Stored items
** START **

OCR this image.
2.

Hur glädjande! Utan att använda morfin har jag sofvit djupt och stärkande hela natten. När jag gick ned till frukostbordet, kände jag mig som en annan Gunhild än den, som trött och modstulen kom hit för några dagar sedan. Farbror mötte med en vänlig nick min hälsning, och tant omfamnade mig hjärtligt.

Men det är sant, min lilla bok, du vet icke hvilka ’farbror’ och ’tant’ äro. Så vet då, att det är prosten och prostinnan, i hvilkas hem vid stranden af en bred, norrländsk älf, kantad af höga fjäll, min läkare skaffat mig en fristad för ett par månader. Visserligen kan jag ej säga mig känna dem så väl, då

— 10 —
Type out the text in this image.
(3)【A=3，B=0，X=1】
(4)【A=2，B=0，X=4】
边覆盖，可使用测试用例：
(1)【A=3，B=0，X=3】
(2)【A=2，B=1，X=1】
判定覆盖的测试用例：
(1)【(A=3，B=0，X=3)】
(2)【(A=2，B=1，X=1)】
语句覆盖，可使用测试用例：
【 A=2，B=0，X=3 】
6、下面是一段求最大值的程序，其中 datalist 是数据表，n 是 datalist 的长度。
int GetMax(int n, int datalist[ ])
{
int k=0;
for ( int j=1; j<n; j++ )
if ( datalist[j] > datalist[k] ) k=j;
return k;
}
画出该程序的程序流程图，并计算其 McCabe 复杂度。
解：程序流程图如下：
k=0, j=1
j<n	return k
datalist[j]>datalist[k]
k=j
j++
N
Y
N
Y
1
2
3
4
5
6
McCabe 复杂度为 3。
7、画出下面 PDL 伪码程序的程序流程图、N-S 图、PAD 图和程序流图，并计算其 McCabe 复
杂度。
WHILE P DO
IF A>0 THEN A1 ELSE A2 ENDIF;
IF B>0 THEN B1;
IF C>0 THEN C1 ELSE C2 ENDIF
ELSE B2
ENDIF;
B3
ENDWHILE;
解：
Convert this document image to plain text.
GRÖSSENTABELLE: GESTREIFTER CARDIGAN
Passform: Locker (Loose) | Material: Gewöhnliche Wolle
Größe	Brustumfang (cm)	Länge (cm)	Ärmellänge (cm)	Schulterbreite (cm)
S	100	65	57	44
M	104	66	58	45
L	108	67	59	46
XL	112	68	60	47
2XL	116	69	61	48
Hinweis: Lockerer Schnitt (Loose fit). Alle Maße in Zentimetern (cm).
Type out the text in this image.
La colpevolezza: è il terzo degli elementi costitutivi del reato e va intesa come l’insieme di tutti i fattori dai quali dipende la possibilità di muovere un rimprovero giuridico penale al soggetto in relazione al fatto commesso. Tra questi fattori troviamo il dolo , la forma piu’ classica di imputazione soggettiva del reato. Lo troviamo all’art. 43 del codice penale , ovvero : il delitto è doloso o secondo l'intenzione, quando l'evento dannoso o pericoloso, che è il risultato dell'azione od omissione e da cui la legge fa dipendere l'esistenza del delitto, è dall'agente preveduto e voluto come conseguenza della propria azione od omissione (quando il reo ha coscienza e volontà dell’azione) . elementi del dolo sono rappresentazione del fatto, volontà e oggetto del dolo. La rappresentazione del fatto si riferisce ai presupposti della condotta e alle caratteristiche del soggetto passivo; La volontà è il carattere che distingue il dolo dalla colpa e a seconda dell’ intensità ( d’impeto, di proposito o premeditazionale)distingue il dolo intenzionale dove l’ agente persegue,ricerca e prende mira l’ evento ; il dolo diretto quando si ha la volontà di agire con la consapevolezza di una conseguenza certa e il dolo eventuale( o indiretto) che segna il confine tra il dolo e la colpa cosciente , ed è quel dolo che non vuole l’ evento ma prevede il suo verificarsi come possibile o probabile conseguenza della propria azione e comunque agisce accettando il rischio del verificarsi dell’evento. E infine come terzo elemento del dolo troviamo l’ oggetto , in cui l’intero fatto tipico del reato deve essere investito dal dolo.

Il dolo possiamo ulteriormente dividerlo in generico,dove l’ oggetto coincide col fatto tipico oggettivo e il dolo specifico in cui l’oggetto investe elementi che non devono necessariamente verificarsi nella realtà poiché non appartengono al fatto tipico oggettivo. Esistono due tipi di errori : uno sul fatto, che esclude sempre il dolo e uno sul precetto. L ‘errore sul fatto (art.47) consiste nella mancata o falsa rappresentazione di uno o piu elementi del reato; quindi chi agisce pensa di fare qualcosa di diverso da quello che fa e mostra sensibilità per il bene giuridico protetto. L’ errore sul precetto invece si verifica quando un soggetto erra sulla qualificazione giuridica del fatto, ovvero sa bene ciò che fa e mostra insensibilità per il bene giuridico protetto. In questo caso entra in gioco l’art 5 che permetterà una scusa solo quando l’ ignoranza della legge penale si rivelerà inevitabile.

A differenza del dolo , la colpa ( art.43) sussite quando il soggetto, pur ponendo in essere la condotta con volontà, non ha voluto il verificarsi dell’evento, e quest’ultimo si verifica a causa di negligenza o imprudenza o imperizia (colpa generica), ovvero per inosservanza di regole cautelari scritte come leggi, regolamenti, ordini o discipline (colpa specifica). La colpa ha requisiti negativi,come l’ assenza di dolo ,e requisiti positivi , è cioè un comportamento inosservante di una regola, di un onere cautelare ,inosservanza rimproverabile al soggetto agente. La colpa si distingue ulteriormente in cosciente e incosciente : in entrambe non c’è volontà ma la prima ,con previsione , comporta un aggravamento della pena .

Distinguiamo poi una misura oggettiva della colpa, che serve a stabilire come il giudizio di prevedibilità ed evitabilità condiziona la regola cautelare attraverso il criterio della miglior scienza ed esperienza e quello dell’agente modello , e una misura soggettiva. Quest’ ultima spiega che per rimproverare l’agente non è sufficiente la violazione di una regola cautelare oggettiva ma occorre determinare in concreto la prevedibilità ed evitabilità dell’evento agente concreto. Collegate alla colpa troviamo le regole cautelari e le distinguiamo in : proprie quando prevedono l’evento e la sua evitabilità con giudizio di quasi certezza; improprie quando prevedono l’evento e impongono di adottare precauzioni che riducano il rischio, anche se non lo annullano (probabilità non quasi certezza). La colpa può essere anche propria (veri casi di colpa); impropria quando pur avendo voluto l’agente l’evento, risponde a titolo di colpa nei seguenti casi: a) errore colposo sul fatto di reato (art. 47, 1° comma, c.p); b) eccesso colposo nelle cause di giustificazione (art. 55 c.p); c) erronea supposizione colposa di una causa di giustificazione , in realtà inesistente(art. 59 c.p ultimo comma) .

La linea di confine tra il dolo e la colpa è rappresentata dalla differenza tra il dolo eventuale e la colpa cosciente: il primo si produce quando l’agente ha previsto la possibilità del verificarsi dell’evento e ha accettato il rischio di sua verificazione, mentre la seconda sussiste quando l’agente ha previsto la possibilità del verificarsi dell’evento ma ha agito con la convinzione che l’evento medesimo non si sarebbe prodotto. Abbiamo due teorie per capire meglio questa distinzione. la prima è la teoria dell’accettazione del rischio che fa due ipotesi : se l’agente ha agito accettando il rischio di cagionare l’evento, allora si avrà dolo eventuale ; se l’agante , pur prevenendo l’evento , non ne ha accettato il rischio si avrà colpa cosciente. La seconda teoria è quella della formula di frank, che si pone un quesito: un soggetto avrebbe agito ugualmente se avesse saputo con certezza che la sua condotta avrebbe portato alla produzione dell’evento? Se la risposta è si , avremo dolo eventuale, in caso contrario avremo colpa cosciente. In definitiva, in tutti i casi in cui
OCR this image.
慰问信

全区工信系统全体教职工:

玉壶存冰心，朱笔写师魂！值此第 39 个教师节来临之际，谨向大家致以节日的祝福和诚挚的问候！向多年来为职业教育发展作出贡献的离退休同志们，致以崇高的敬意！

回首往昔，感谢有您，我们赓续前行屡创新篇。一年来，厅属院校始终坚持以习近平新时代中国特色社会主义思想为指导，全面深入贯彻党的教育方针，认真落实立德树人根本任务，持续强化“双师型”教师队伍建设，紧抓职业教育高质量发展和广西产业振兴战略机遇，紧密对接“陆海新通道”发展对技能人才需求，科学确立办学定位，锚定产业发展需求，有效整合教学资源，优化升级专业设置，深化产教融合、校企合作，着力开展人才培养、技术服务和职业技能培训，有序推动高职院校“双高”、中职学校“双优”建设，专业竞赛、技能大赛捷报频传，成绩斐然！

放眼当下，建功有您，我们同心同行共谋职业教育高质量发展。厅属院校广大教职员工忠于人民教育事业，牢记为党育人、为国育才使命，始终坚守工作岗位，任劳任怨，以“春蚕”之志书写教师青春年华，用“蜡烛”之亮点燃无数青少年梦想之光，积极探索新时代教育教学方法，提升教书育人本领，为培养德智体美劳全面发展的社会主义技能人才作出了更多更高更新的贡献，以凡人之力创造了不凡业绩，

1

** END **

*WHAT YOU WILL DO*: Gather each line that holds "McCabe".

*RESULT FOR THIS EXERCISE*:
画出该程序的程序流程图，并计算其 McCabe 复杂度。
McCabe 复杂度为 3。
7、画出下面 PDL 伪码程序的程序流程图、N-S 图、PAD 图和程序流图，并计算其 McCabe 复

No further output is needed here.